Your task:
Read the entries below and pull out each line with the string "color".

Given records:
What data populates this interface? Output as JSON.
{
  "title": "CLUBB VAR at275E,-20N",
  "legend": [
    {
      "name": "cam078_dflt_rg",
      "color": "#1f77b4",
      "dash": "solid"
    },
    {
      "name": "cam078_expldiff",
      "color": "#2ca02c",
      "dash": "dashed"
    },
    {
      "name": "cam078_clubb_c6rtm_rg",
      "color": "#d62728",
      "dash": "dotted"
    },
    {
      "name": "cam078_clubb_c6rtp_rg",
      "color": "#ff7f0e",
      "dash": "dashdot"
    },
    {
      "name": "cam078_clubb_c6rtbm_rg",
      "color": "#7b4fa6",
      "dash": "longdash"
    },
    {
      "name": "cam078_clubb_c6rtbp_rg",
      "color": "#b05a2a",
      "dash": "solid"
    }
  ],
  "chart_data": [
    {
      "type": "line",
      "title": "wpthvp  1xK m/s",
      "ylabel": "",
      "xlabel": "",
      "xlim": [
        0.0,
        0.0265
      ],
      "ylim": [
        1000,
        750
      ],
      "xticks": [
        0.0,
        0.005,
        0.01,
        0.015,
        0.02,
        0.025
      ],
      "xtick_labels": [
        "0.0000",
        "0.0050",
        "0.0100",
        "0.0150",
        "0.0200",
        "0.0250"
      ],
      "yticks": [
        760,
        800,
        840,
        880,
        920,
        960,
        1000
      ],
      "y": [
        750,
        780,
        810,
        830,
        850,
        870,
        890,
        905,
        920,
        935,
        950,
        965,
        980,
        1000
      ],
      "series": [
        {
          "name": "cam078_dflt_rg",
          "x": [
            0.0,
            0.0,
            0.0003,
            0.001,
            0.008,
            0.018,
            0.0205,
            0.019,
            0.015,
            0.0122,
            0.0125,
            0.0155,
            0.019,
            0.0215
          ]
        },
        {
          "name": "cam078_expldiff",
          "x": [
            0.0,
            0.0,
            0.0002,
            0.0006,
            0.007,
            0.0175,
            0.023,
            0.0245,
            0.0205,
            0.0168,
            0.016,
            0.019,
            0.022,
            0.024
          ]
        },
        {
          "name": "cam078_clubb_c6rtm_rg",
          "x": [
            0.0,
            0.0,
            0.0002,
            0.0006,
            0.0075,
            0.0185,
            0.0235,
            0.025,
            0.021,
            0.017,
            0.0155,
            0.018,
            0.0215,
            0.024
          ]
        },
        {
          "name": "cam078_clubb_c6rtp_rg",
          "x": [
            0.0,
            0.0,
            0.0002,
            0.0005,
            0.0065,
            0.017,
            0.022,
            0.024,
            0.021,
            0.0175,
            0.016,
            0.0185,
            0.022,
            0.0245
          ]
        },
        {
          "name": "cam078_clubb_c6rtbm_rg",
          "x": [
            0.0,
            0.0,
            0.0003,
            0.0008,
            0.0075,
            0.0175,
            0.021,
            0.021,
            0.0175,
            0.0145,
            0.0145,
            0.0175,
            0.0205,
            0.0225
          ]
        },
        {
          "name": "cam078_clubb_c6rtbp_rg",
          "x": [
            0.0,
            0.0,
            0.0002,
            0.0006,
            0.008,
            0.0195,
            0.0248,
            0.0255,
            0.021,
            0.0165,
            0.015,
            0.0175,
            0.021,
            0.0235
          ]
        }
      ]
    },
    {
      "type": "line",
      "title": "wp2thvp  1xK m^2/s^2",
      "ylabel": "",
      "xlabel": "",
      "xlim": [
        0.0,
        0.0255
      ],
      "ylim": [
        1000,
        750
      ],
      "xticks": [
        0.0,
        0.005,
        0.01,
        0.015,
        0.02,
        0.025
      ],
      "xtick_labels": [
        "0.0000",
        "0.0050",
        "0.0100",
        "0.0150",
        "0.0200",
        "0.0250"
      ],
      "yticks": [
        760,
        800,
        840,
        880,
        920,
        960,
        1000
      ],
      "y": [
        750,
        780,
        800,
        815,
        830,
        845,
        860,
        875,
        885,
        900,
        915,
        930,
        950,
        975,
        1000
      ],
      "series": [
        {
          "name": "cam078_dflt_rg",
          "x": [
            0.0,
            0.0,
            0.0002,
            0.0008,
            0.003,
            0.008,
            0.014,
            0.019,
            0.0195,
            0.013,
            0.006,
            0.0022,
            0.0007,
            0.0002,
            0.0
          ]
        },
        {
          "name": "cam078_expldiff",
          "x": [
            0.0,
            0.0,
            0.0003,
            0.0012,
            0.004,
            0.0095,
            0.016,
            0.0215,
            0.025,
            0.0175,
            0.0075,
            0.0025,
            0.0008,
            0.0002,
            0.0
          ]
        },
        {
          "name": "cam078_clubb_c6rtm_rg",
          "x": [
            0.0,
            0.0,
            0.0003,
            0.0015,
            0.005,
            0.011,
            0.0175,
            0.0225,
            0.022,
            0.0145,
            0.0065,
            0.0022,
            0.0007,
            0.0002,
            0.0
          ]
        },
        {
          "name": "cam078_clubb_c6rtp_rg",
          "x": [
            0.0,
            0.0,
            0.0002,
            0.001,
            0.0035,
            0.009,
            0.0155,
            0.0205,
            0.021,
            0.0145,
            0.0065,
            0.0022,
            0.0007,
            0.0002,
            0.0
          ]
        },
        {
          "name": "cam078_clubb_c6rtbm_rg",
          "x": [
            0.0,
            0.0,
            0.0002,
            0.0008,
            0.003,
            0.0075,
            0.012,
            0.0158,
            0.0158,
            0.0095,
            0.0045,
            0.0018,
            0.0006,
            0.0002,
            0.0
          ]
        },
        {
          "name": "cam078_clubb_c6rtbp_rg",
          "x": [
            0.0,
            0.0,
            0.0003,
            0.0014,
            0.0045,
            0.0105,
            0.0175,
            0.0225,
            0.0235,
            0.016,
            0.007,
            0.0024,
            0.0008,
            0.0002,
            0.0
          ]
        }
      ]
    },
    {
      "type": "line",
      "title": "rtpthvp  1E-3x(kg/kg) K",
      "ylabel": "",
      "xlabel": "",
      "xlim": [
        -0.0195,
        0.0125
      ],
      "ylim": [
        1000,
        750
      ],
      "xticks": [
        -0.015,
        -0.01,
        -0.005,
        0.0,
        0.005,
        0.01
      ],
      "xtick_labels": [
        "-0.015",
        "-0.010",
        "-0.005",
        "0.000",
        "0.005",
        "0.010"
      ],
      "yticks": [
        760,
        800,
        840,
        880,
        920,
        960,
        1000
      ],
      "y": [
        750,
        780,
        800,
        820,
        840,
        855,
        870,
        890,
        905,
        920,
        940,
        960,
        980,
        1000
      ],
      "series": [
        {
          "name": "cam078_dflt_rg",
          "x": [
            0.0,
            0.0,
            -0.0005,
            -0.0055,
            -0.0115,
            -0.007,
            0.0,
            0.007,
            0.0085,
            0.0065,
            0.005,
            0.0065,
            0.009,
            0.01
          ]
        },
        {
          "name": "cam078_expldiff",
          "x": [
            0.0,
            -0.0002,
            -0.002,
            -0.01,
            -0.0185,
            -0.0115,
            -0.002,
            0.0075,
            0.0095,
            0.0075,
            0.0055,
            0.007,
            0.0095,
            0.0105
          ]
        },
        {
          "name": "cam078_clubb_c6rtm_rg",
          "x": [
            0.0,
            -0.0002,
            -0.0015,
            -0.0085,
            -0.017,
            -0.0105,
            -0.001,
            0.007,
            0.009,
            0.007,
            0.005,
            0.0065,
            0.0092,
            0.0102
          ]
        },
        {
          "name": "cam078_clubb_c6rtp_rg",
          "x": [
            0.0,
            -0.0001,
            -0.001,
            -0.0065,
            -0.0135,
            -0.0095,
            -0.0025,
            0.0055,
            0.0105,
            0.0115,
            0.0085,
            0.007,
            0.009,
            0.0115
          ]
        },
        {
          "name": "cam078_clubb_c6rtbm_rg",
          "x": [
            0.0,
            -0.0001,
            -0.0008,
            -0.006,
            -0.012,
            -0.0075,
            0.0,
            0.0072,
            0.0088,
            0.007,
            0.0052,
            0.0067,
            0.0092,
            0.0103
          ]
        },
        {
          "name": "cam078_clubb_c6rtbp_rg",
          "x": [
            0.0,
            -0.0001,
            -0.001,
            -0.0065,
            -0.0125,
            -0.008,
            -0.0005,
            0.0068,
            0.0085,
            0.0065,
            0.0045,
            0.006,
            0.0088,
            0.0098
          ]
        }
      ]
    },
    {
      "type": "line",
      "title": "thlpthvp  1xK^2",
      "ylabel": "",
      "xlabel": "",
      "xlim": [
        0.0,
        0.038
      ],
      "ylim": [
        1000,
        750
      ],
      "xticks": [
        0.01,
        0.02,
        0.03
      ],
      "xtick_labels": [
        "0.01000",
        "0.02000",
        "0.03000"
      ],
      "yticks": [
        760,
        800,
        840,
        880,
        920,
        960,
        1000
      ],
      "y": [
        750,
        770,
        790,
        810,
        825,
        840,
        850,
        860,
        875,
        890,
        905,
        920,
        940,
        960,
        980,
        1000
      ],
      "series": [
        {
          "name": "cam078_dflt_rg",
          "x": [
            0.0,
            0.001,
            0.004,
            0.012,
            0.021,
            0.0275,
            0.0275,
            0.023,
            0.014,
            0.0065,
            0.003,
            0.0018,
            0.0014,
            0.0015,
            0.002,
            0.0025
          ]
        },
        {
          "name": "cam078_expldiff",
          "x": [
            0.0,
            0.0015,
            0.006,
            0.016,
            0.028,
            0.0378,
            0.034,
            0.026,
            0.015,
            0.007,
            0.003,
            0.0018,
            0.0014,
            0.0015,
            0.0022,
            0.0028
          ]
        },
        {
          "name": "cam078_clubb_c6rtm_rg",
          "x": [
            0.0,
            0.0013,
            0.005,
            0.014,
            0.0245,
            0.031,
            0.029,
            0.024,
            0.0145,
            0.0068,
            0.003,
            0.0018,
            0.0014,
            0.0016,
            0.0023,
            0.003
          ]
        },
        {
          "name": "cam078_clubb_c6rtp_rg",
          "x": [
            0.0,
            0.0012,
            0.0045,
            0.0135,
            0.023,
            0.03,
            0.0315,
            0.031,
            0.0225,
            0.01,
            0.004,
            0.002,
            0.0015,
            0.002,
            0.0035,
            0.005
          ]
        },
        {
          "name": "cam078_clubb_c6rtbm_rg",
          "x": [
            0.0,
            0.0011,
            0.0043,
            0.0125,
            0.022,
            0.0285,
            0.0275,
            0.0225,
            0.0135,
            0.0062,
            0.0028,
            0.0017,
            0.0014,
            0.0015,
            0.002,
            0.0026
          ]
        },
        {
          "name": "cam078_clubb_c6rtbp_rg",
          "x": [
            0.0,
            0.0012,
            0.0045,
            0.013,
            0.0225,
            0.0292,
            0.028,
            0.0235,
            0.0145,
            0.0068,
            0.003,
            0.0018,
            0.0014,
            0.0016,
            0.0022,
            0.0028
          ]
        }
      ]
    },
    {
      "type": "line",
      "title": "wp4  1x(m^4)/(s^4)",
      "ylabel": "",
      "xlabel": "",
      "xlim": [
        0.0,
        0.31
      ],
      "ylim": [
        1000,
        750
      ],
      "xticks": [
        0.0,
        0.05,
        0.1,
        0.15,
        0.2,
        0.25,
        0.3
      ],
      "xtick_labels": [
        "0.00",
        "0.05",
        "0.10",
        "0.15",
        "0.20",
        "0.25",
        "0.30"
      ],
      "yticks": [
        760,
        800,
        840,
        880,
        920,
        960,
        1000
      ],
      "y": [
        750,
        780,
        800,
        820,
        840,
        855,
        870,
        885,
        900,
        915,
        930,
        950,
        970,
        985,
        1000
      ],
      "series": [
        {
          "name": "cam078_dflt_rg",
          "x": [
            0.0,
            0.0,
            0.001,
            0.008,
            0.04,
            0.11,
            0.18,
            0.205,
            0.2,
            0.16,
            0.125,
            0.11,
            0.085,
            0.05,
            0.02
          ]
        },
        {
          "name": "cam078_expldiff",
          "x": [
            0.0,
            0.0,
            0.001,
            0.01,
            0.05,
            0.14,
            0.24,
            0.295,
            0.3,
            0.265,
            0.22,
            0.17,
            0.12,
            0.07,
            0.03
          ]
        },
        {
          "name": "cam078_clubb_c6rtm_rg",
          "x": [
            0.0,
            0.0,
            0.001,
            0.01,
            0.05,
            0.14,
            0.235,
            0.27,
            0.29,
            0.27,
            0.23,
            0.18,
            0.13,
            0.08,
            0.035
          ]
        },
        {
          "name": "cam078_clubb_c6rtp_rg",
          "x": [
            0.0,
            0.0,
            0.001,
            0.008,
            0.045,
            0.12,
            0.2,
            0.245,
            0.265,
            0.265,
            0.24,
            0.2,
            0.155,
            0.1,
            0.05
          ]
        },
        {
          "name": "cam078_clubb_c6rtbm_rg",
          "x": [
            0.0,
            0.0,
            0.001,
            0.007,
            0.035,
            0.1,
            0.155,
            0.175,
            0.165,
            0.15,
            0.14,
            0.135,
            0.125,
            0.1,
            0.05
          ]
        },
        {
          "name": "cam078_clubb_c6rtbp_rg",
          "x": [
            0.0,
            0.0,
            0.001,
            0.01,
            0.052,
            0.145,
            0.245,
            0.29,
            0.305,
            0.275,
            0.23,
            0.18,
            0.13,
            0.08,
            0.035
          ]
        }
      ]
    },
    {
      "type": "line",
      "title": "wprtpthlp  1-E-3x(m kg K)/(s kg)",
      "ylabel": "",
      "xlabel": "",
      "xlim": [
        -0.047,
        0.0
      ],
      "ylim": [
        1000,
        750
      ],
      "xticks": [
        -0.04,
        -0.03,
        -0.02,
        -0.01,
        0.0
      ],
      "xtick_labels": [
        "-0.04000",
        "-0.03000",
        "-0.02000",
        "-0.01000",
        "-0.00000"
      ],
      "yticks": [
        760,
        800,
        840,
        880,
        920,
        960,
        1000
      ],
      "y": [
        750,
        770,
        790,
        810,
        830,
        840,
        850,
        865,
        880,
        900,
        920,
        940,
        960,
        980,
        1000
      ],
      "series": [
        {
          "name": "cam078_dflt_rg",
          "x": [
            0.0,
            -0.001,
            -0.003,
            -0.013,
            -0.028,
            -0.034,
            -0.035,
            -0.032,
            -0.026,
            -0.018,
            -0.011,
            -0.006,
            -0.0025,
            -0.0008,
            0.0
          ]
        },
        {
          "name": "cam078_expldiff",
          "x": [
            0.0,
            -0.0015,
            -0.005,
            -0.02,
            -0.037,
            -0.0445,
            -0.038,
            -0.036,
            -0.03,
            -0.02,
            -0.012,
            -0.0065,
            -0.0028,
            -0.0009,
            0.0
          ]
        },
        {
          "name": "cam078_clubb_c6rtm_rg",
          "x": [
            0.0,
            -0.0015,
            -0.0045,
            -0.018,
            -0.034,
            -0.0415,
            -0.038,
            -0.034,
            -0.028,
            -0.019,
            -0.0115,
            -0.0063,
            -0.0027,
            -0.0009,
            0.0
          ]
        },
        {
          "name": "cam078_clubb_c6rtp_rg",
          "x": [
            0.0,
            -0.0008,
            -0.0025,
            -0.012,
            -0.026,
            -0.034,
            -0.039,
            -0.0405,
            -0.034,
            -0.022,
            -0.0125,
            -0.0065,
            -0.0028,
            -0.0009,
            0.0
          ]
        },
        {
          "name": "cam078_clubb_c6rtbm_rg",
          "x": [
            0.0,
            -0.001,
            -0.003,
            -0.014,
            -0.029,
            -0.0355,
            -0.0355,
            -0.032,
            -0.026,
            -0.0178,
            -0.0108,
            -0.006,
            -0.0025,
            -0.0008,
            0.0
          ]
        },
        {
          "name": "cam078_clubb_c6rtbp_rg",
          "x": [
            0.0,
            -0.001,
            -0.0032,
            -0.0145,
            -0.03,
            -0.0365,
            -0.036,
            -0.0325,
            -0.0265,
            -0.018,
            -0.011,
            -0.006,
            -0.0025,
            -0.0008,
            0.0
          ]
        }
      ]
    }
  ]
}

Expected output:
      "color": "#1f77b4",
      "color": "#2ca02c",
      "color": "#d62728",
      "color": "#ff7f0e",
      "color": "#7b4fa6",
      "color": "#b05a2a",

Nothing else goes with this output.